[Recorded data]
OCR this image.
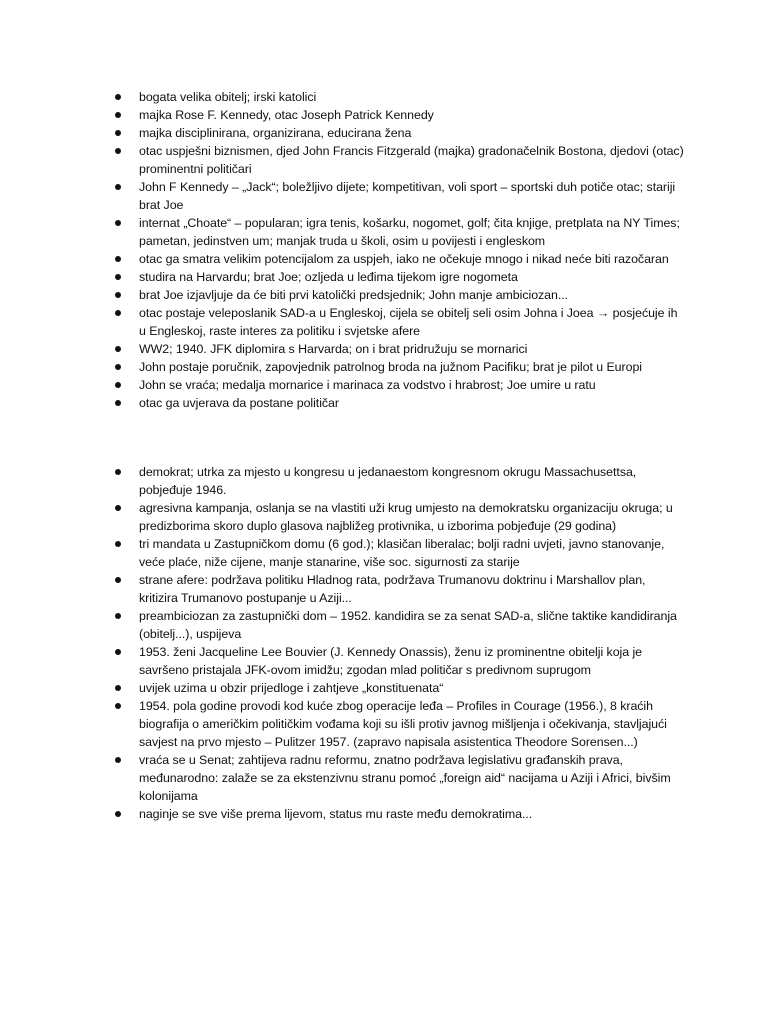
bogata velika obitelj; irski katolici
majka Rose F. Kennedy, otac Joseph Patrick Kennedy
majka disciplinirana, organizirana, educirana žena
otac uspješni biznismen, djed John Francis Fitzgerald (majka) gradonačelnik Bostona, djedovi (otac) prominentni političari
John F Kennedy – „Jack“; boležljivo dijete; kompetitivan, voli sport – sportski duh potiče otac; stariji brat Joe
internat „Choate“ – popularan; igra tenis, košarku, nogomet, golf; čita knjige, pretplata na NY Times; pametan, jedinstven um; manjak truda u školi, osim u povijesti i engleskom
otac ga smatra velikim potencijalom za uspjeh, iako ne očekuje mnogo i nikad neće biti razočaran
studira na Harvardu; brat Joe; ozljeda u leđima tijekom igre nogometa
brat Joe izjavljuje da će biti prvi katolički predsjednik; John manje ambiciozan...
otac postaje veleposlanik SAD-a u Engleskoj, cijela se obitelj seli osim Johna i Joea → posjećuje ih u Engleskoj, raste interes za politiku i svjetske afere
WW2; 1940. JFK diplomira s Harvarda; on i brat pridružuju se mornarici
John postaje poručnik, zapovjednik patrolnog broda na južnom Pacifiku; brat je pilot u Europi
John se vraća; medalja mornarice i marinaca za vodstvo i hrabrost; Joe umire u ratu
otac ga uvjerava da postane političar
demokrat; utrka za mjesto u kongresu u jedanaestom kongresnom okrugu Massachusettsa, pobjeđuje 1946.
agresivna kampanja, oslanja se na vlastiti uži krug umjesto na demokratsku organizaciju okruga; u predizborima skoro duplo glasova najbližeg protivnika, u izborima pobjeđuje (29 godina)
tri mandata u Zastupničkom domu (6 god.); klasičan liberalac; bolji radni uvjeti, javno stanovanje, veće plaće, niže cijene, manje stanarine, više soc. sigurnosti za starije
strane afere: podržava politiku Hladnog rata, podržava Trumanovu doktrinu i Marshallov plan, kritizira Trumanovo postupanje u Aziji...
preambiciozan za zastupnički dom – 1952. kandidira se za senat SAD-a, slične taktike kandidiranja (obitelj...), uspijeva
1953. ženi Jacqueline Lee Bouvier (J. Kennedy Onassis), ženu iz prominentne obitelji koja je savršeno pristajala JFK-ovom imidžu; zgodan mlad političar s predivnom suprugom
uvijek uzima u obzir prijedloge i zahtjeve „konstituenata“
1954. pola godine provodi kod kuće zbog operacije leđa – Profiles in Courage (1956.), 8 kraćih biografija o američkim političkim vođama koji su išli protiv javnog mišljenja i očekivanja, stavljajući savjest na prvo mjesto – Pulitzer 1957. (zapravo napisala asistentica Theodore Sorensen...)
vraća se u Senat; zahtijeva radnu reformu, znatno podržava legislativu građanskih prava, međunarodno: zalaže se za ekstenzivnu stranu pomoć „foreign aid“ nacijama u Aziji i Africi, bivšim kolonijama
naginje se sve više prema lijevom, status mu raste među demokratima...
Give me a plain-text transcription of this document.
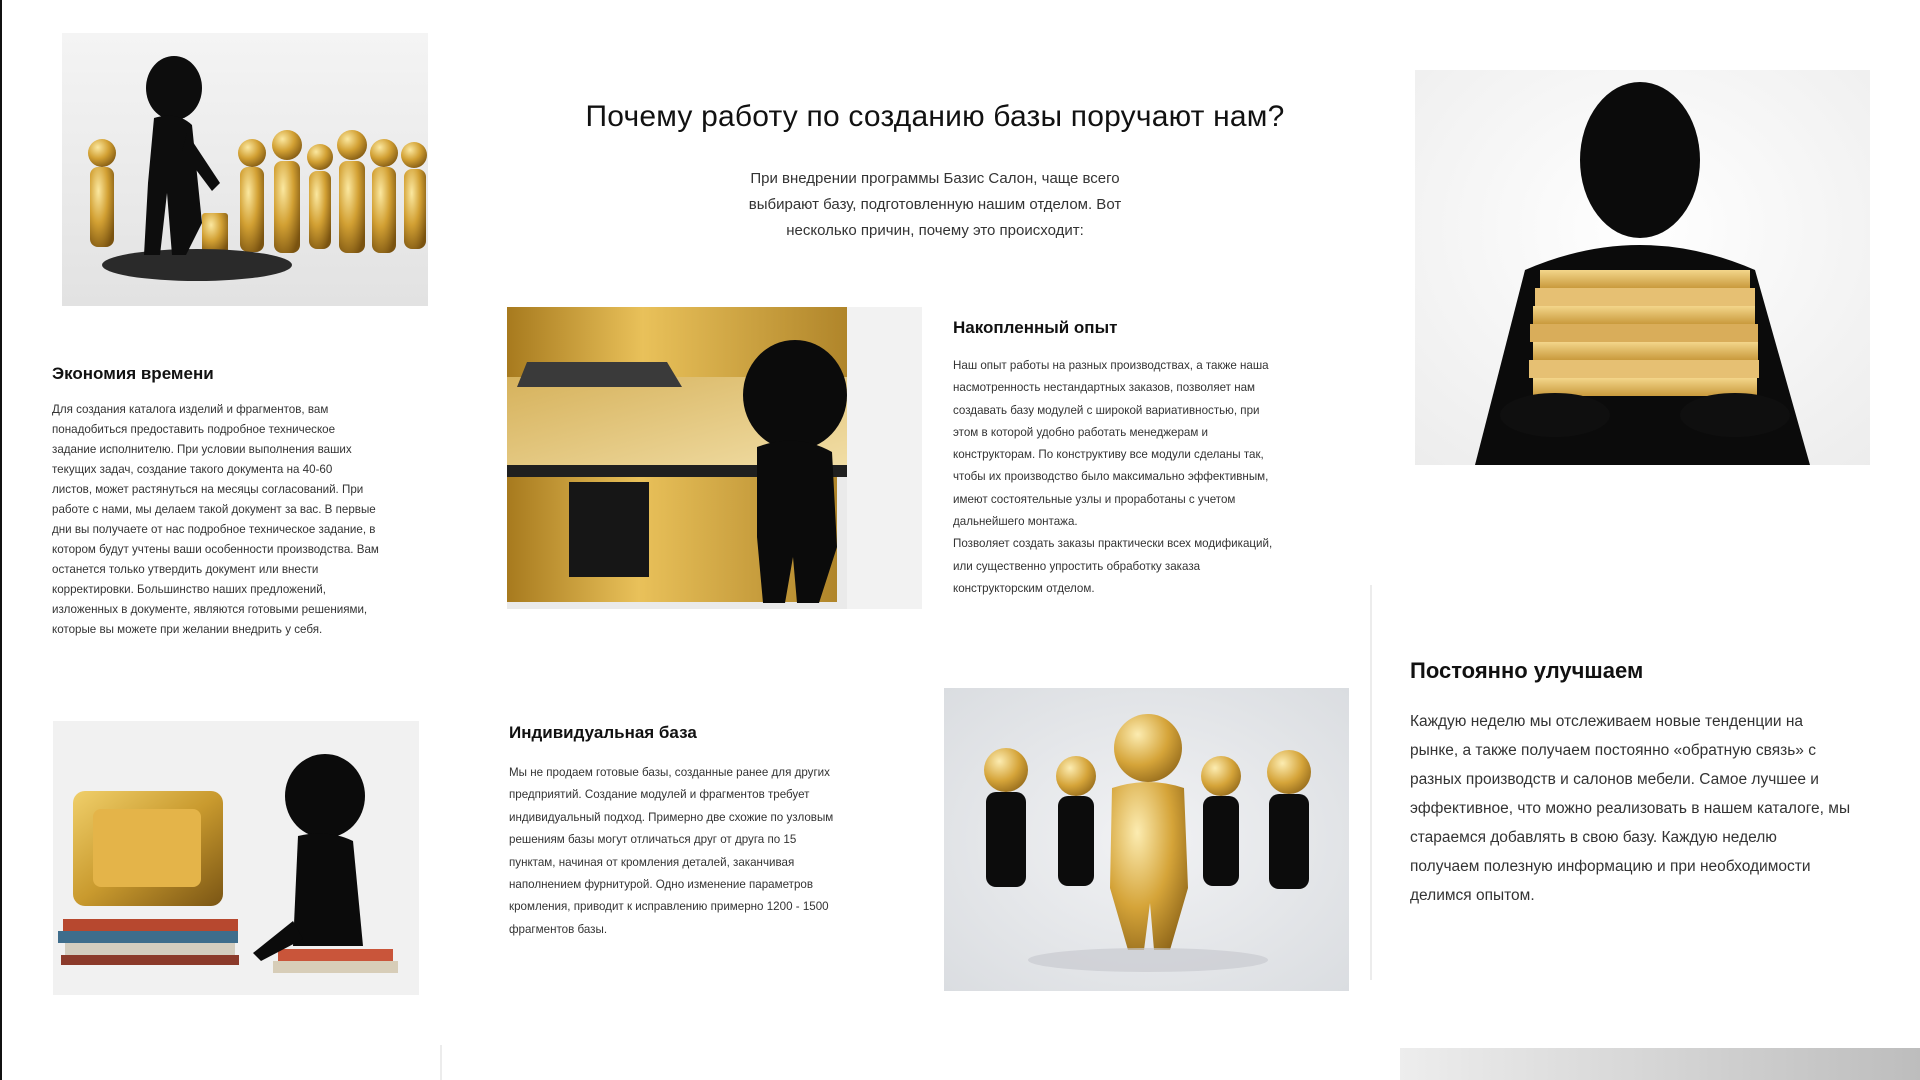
Почему работу по созданию базы поручают нам?
При внедрении программы Базис Салон, чаще всего выбирают базу, подготовленную нашим отделом. Вот несколько причин, почему это происходит:
Экономия времени
Для создания каталога изделий и фрагментов, вам
понадобиться предоставить подробное техническое
задание исполнителю. При условии выполнения ваших
текущих задач, создание такого документа на 40-60
листов, может растянуться на месяцы согласований. При
работе с нами, мы делаем такой документ за вас. В первые
дни вы получаете от нас подробное техническое задание, в
котором будут учтены ваши особенности производства. Вам
останется только утвердить документ или внести
корректировки. Большинство наших предложений,
изложенных в документе, являются готовыми решениями,
которые вы можете при желании внедрить у себя.
Накопленный опыт
Наш опыт работы на разных производствах, а также наша
насмотренность нестандартных заказов, позволяет нам
создавать базу модулей с широкой вариативностью, при
этом в которой удобно работать менеджерам и
конструкторам. По конструктиву все модули сделаны так,
чтобы их производство было максимально эффективным,
имеют состоятельные узлы и проработаны с учетом
дальнейшего монтажа.
Позволяет создать заказы практически всех модификаций,
или существенно упростить обработку заказа
конструкторским отделом.
Постоянно улучшаем
Каждую неделю мы отслеживаем новые тенденции на
рынке, а также получаем постоянно «обратную связь» с
разных производств и салонов мебели. Самое лучшее и
эффективное, что можно реализовать в нашем каталоге, мы
стараемся добавлять в свою базу. Каждую неделю
получаем полезную информацию и при необходимости
делимся опытом.
Индивидуальная база
Мы не продаем готовые базы, созданные ранее для других
предприятий. Создание модулей и фрагментов требует
индивидуальный подход. Примерно две схожие по узловым
решениям базы могут отличаться друг от друга по 15
пунктам, начиная от кромления деталей, заканчивая
наполнением фурнитурой. Одно изменение параметров
кромления, приводит к исправлению примерно 1200 - 1500
фрагментов базы.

* **EXERCISE OBJECTIVE**: Every line in the data above that contains "Aziji" needs to be copied.

* **FINISHED EXERCISE**:
strane afere: podržava politiku Hladnog rata, podržava Trumanovu doktrinu i Marshallov plan, kritizira Trumanovo postupanje u Aziji...
vraća se u Senat; zahtijeva radnu reformu, znatno podržava legislativu građanskih prava, međunarodno: zalaže se za ekstenzivnu stranu pomoć „foreign aid“ nacijama u Aziji i Africi, bivšim kolonijama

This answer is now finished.